> Task:
Which lines in the records below contain the word "based"? Copy each of them.

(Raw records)
######

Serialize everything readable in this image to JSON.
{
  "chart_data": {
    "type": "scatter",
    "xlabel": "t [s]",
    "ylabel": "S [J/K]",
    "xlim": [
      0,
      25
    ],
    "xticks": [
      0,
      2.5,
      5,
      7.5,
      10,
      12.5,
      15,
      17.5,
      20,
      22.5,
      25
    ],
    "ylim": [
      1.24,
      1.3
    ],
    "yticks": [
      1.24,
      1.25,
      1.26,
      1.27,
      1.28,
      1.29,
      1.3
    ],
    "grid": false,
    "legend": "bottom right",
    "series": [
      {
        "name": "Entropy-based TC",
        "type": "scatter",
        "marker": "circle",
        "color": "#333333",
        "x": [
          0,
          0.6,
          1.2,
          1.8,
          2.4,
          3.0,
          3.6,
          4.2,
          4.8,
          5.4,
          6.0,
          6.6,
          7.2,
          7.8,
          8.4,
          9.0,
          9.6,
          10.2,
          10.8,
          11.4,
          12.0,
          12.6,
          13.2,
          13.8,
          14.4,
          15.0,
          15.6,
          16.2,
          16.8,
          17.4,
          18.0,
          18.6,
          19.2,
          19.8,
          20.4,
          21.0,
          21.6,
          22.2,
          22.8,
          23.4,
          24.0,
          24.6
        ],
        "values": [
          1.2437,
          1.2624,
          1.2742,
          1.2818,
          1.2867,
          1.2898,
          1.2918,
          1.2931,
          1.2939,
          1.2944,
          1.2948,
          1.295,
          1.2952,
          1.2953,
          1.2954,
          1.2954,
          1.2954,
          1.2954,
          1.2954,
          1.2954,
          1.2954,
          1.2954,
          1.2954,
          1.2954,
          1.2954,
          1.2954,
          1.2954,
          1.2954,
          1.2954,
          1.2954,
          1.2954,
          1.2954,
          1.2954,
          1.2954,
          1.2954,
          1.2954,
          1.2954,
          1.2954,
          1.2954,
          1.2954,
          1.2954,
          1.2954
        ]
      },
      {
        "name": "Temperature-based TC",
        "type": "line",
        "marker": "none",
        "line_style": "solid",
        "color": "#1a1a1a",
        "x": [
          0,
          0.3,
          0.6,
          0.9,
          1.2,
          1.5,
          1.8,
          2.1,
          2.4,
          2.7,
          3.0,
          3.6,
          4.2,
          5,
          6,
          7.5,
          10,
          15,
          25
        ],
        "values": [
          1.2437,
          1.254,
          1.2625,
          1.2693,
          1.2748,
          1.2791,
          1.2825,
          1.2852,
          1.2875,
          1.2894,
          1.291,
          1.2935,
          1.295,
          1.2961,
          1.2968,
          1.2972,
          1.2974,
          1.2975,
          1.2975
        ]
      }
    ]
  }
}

######

> Task response:
        "name": "Entropy-based TC",
        "name": "Temperature-based TC",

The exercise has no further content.